** Start **
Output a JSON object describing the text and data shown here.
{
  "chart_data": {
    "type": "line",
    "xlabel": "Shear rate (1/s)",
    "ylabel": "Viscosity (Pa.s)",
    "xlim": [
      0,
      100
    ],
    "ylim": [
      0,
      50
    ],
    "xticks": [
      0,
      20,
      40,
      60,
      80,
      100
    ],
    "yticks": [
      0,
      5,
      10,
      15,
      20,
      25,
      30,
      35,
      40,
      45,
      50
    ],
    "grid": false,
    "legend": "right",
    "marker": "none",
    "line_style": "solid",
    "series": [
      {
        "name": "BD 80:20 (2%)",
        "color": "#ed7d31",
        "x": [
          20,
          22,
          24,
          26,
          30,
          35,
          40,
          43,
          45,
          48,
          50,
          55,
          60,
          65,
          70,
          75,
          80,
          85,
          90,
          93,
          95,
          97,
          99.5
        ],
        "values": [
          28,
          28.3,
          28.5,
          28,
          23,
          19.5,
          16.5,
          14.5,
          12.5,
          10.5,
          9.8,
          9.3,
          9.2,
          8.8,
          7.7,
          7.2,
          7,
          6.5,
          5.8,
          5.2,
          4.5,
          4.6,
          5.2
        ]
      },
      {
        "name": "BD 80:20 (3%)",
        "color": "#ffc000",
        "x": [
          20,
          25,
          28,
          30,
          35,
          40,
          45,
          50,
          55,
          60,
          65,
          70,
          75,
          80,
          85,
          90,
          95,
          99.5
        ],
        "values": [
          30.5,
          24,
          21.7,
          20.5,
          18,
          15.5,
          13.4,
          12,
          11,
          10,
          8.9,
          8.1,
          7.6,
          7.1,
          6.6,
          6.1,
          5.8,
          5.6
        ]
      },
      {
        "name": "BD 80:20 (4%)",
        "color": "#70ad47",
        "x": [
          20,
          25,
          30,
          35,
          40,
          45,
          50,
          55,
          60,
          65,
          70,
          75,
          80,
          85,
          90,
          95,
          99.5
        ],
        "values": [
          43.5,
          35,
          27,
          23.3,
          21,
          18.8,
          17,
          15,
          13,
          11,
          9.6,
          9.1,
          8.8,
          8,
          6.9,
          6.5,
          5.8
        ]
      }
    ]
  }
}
** End **
◆ TASK REQUIREMENTS ◆
Return all of the data word for word.

◆ EXERCISE RESPONSE ◆
Output a JSON object describing the text and data shown here.
{
  "chart_data": {
    "type": "line",
    "xlabel": "Shear rate (1/s)",
    "ylabel": "Viscosity (Pa.s)",
    "xlim": [
      0,
      100
    ],
    "ylim": [
      0,
      50
    ],
    "xticks": [
      0,
      20,
      40,
      60,
      80,
      100
    ],
    "yticks": [
      0,
      5,
      10,
      15,
      20,
      25,
      30,
      35,
      40,
      45,
      50
    ],
    "grid": false,
    "legend": "right",
    "marker": "none",
    "line_style": "solid",
    "series": [
      {
        "name": "BD 80:20 (2%)",
        "color": "#ed7d31",
        "x": [
          20,
          22,
          24,
          26,
          30,
          35,
          40,
          43,
          45,
          48,
          50,
          55,
          60,
          65,
          70,
          75,
          80,
          85,
          90,
          93,
          95,
          97,
          99.5
        ],
        "values": [
          28,
          28.3,
          28.5,
          28,
          23,
          19.5,
          16.5,
          14.5,
          12.5,
          10.5,
          9.8,
          9.3,
          9.2,
          8.8,
          7.7,
          7.2,
          7,
          6.5,
          5.8,
          5.2,
          4.5,
          4.6,
          5.2
        ]
      },
      {
        "name": "BD 80:20 (3%)",
        "color": "#ffc000",
        "x": [
          20,
          25,
          28,
          30,
          35,
          40,
          45,
          50,
          55,
          60,
          65,
          70,
          75,
          80,
          85,
          90,
          95,
          99.5
        ],
        "values": [
          30.5,
          24,
          21.7,
          20.5,
          18,
          15.5,
          13.4,
          12,
          11,
          10,
          8.9,
          8.1,
          7.6,
          7.1,
          6.6,
          6.1,
          5.8,
          5.6
        ]
      },
      {
        "name": "BD 80:20 (4%)",
        "color": "#70ad47",
        "x": [
          20,
          25,
          30,
          35,
          40,
          45,
          50,
          55,
          60,
          65,
          70,
          75,
          80,
          85,
          90,
          95,
          99.5
        ],
        "values": [
          43.5,
          35,
          27,
          23.3,
          21,
          18.8,
          17,
          15,
          13,
          11,
          9.6,
          9.1,
          8.8,
          8,
          6.9,
          6.5,
          5.8
        ]
      }
    ]
  }
}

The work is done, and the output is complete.